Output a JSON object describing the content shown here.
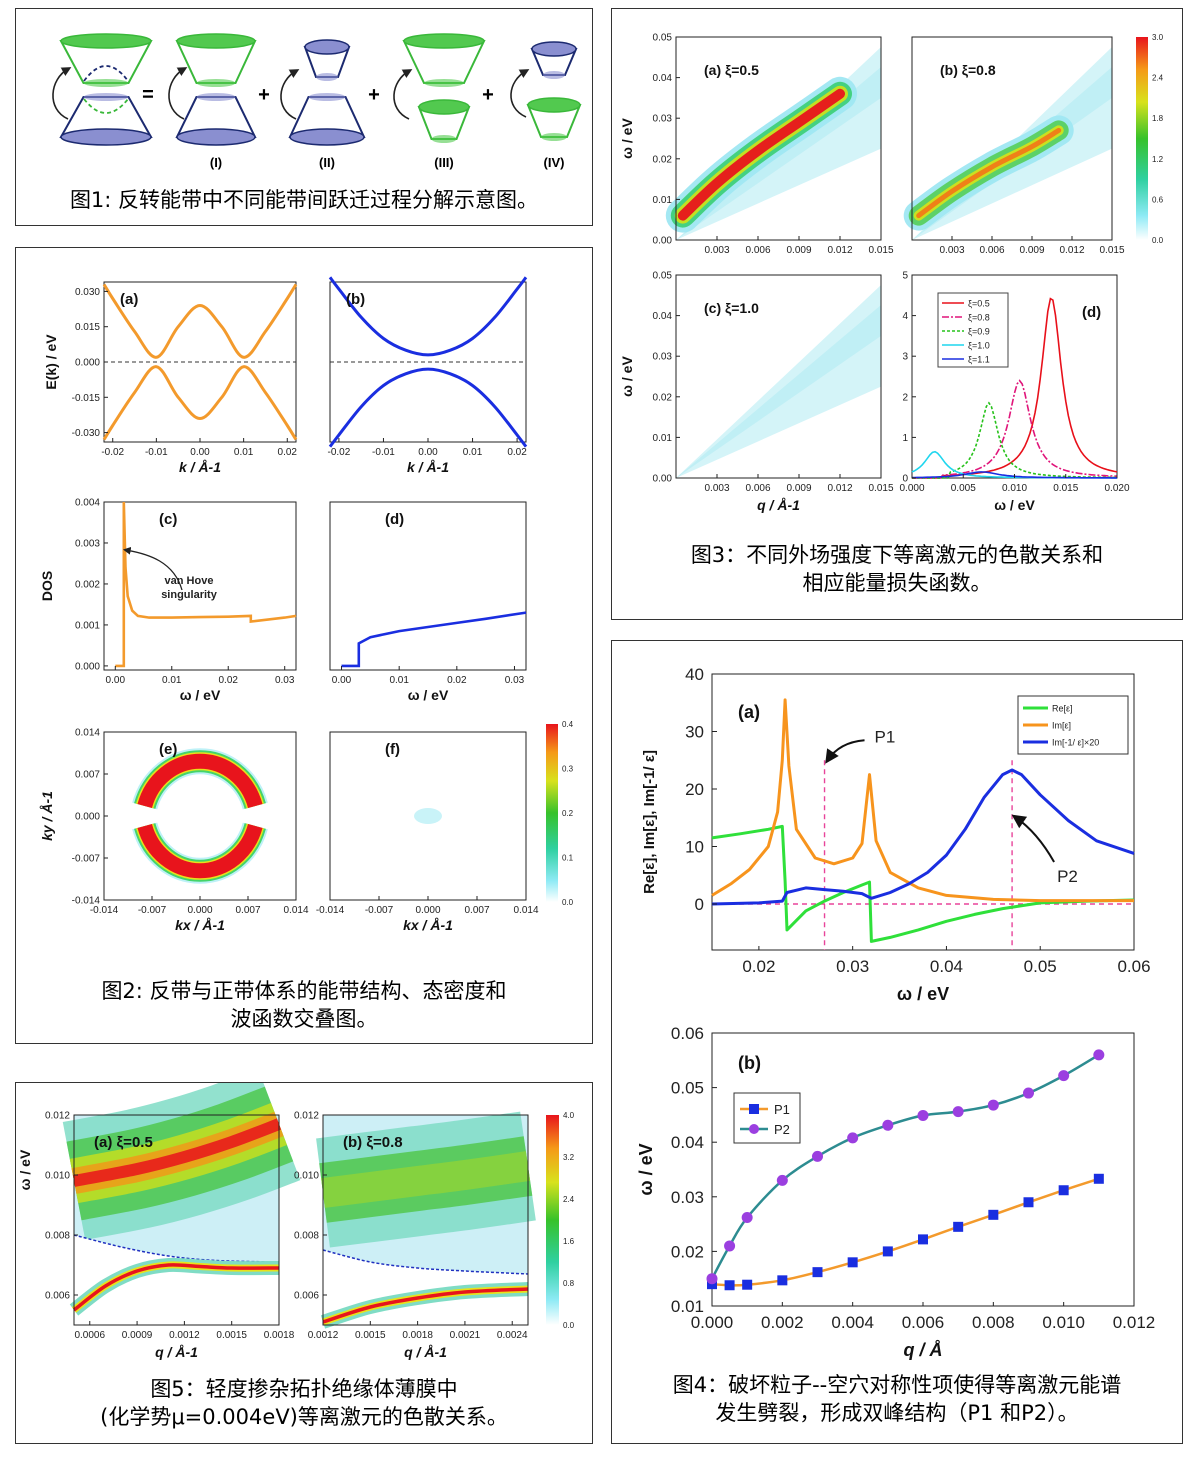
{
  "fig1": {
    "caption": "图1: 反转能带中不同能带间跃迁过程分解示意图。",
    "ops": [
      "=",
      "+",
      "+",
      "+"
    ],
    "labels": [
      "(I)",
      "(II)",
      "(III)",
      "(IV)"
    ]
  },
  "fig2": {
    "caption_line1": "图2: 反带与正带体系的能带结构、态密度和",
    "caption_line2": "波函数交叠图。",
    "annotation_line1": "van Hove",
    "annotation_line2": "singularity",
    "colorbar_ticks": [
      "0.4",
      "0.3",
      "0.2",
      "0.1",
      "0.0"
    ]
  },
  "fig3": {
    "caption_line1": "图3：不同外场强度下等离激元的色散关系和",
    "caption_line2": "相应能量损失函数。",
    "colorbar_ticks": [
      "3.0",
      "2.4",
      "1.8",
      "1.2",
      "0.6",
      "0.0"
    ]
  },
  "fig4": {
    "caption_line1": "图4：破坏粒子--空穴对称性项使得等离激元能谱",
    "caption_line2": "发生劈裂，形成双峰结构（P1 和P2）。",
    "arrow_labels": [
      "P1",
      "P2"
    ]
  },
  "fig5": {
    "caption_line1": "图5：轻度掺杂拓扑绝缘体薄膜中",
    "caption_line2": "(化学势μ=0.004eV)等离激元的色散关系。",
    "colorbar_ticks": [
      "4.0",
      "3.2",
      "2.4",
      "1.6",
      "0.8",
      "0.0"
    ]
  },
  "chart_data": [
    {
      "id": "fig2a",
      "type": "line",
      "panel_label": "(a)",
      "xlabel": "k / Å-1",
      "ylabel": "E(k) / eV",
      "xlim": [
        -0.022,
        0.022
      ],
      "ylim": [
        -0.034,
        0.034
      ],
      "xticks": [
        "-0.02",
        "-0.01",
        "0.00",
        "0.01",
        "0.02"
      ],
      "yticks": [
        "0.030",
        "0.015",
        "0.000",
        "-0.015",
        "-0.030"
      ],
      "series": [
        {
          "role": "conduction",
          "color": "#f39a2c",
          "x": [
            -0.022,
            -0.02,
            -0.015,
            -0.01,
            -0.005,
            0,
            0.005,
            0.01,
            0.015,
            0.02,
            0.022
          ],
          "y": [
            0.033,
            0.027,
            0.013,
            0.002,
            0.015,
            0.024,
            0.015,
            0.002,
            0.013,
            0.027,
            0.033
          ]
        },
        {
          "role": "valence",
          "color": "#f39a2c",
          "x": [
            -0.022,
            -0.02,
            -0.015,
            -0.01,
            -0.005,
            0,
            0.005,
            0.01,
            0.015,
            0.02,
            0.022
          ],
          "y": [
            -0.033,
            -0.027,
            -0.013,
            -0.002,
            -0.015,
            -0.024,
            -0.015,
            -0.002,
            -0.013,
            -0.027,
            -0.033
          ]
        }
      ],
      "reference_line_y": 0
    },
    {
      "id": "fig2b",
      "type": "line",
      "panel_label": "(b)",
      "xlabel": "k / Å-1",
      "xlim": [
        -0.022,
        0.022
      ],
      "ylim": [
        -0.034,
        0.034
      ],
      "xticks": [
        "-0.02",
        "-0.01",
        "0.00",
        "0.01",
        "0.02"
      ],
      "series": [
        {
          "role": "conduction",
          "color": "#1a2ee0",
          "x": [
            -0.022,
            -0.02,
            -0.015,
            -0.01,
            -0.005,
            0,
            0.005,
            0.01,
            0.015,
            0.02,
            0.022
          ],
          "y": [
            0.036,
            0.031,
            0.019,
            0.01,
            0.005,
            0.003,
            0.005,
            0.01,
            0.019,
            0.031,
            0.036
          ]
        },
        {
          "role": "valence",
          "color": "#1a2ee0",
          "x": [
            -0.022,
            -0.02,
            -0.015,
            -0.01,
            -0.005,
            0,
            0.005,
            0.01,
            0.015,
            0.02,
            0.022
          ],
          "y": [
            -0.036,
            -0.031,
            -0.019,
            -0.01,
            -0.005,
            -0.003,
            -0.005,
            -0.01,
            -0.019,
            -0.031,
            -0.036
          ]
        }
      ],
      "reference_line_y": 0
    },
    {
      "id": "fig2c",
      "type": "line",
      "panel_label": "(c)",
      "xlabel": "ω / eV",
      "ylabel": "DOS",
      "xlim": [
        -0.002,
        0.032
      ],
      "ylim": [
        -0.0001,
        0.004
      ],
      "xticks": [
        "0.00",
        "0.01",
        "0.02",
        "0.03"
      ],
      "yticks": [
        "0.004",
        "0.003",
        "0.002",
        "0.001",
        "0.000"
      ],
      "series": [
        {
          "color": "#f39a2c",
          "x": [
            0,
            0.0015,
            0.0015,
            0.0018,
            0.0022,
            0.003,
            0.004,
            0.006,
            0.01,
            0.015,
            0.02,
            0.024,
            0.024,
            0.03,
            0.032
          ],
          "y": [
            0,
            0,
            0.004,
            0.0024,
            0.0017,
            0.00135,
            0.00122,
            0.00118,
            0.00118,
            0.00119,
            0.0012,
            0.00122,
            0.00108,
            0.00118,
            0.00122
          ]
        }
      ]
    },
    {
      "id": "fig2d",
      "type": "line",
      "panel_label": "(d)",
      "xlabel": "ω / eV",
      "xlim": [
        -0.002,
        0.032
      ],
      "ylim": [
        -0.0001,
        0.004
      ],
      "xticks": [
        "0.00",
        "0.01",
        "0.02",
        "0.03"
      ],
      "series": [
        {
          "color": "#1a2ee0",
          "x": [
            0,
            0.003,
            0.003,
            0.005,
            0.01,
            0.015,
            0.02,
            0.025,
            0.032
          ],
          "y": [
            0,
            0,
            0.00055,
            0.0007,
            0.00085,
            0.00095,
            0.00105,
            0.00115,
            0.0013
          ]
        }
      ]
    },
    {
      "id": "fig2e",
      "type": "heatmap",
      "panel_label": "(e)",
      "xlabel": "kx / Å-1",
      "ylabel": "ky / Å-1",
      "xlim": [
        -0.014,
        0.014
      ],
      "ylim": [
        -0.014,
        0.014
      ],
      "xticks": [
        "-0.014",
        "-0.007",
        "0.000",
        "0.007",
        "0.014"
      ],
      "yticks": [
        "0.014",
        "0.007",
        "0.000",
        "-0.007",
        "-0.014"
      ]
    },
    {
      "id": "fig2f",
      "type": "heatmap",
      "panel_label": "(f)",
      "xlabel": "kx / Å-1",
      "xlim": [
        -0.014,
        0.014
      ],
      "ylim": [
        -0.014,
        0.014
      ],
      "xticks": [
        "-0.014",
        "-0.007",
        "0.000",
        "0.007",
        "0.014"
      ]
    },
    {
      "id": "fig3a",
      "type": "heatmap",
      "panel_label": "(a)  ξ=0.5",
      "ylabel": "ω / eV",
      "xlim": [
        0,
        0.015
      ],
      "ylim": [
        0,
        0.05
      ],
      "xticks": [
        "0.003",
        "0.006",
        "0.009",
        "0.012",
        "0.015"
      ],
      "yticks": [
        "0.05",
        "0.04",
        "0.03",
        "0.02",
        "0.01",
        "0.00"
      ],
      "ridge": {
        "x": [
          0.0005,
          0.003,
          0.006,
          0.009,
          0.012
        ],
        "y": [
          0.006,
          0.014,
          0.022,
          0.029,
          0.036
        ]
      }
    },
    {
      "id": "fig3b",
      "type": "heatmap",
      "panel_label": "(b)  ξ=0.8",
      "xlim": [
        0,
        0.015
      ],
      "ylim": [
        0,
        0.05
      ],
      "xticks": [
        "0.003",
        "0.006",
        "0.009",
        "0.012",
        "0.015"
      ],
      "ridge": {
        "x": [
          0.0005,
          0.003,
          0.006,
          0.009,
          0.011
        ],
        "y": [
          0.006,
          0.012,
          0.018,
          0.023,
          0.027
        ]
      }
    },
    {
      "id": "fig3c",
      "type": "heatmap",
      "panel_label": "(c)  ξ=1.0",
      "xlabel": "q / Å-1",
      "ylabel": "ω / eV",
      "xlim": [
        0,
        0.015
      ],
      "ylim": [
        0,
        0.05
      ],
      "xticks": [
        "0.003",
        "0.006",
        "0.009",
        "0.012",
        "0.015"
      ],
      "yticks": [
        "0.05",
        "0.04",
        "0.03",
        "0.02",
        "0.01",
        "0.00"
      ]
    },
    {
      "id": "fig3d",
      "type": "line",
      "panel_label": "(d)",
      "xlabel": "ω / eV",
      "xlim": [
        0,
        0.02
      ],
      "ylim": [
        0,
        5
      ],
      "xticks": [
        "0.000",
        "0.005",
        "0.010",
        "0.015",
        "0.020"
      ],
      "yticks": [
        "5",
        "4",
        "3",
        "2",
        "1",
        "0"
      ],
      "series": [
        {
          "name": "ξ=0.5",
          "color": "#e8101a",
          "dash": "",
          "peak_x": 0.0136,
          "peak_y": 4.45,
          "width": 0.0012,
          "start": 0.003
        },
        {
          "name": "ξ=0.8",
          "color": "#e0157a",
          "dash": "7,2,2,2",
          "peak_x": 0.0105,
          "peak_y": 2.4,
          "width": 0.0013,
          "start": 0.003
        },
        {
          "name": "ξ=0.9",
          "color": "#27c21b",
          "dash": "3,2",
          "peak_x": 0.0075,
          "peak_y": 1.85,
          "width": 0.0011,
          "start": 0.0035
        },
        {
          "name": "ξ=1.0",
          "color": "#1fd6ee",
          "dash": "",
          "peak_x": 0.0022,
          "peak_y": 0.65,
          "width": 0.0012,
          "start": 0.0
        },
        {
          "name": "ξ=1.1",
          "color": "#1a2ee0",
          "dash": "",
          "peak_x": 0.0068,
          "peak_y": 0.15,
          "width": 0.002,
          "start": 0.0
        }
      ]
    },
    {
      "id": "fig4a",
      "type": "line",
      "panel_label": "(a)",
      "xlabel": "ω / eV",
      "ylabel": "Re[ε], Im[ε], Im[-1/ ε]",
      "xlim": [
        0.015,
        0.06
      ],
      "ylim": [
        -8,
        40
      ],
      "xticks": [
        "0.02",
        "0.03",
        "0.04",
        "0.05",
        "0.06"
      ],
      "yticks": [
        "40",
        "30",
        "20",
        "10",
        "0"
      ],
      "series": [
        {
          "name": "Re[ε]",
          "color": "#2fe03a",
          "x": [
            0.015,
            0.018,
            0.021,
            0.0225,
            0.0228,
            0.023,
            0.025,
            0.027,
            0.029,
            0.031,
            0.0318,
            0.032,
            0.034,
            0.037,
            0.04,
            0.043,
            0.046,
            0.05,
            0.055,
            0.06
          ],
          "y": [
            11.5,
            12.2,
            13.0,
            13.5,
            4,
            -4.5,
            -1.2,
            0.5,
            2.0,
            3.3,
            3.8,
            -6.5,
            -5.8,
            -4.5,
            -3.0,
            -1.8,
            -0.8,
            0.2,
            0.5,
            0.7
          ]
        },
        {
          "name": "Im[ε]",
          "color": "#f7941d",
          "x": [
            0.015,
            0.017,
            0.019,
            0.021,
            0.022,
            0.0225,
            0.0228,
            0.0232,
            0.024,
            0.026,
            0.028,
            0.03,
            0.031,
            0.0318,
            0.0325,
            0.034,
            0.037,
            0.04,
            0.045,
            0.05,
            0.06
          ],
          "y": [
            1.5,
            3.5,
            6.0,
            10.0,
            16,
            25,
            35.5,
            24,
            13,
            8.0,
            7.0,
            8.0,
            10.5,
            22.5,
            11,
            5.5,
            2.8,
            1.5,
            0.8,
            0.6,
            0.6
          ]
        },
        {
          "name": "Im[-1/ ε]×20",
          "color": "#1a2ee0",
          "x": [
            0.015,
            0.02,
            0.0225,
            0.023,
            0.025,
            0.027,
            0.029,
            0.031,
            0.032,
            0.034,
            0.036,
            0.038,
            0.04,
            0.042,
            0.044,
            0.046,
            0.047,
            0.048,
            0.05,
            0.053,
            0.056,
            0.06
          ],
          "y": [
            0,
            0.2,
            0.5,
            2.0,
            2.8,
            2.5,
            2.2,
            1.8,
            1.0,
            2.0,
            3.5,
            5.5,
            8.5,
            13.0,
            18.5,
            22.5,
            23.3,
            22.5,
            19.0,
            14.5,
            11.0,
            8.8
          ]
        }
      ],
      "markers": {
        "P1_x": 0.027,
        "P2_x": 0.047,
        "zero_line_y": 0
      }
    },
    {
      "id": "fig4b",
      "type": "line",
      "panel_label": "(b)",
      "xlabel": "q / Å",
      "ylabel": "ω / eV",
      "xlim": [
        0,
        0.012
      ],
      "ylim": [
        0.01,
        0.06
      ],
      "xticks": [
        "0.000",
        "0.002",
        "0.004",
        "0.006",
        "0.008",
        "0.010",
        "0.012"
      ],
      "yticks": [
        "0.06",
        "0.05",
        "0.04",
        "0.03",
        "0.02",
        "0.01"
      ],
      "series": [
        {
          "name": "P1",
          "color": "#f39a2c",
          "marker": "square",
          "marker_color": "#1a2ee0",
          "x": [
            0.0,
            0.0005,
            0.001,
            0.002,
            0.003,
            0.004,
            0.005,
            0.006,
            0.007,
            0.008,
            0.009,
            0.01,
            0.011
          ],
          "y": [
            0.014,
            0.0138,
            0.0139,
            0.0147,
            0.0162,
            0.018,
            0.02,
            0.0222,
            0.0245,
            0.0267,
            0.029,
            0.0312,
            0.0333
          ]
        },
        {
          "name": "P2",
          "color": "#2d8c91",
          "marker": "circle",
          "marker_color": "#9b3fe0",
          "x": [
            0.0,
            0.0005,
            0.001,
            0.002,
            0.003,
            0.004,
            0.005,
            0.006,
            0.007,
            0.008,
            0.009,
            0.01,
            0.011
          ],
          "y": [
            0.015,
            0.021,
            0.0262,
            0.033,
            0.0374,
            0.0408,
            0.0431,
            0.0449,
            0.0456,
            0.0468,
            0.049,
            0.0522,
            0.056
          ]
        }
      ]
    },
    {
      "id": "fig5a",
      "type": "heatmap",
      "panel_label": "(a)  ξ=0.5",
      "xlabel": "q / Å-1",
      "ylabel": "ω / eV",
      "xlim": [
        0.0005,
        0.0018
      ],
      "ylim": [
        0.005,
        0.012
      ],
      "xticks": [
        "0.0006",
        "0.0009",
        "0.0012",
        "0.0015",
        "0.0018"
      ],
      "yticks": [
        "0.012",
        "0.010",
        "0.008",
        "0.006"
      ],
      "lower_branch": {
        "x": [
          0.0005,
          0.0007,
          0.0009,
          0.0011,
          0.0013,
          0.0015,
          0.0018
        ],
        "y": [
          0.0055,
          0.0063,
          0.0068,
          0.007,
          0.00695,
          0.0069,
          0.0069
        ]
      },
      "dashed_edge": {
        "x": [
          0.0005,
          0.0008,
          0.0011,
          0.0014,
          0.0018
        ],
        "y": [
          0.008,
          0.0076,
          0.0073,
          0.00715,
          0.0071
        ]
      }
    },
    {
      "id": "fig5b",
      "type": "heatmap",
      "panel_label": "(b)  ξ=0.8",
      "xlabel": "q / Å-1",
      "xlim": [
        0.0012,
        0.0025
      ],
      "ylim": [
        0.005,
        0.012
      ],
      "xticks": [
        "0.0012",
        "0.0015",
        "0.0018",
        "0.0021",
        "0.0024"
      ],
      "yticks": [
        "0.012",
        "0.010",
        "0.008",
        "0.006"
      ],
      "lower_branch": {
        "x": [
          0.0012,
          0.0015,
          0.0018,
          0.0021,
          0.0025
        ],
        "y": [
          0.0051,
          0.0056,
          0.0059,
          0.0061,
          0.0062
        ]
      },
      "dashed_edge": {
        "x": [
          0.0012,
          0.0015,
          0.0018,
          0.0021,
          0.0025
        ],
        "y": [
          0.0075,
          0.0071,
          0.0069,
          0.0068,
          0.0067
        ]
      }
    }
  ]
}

-*-*-

TASK DETAILS: Gather every line from the listing above in which "name" appears, and copy those lines.

FULL RESPONSE:
          "name": "ξ=0.5",
          "name": "ξ=0.8",
          "name": "ξ=0.9",
          "name": "ξ=1.0",
          "name": "ξ=1.1",
          "name": "Re[ε]",
          "name": "Im[ε]",
          "name": "Im[-1/ ε]×20",
          "name": "P1",
          "name": "P2",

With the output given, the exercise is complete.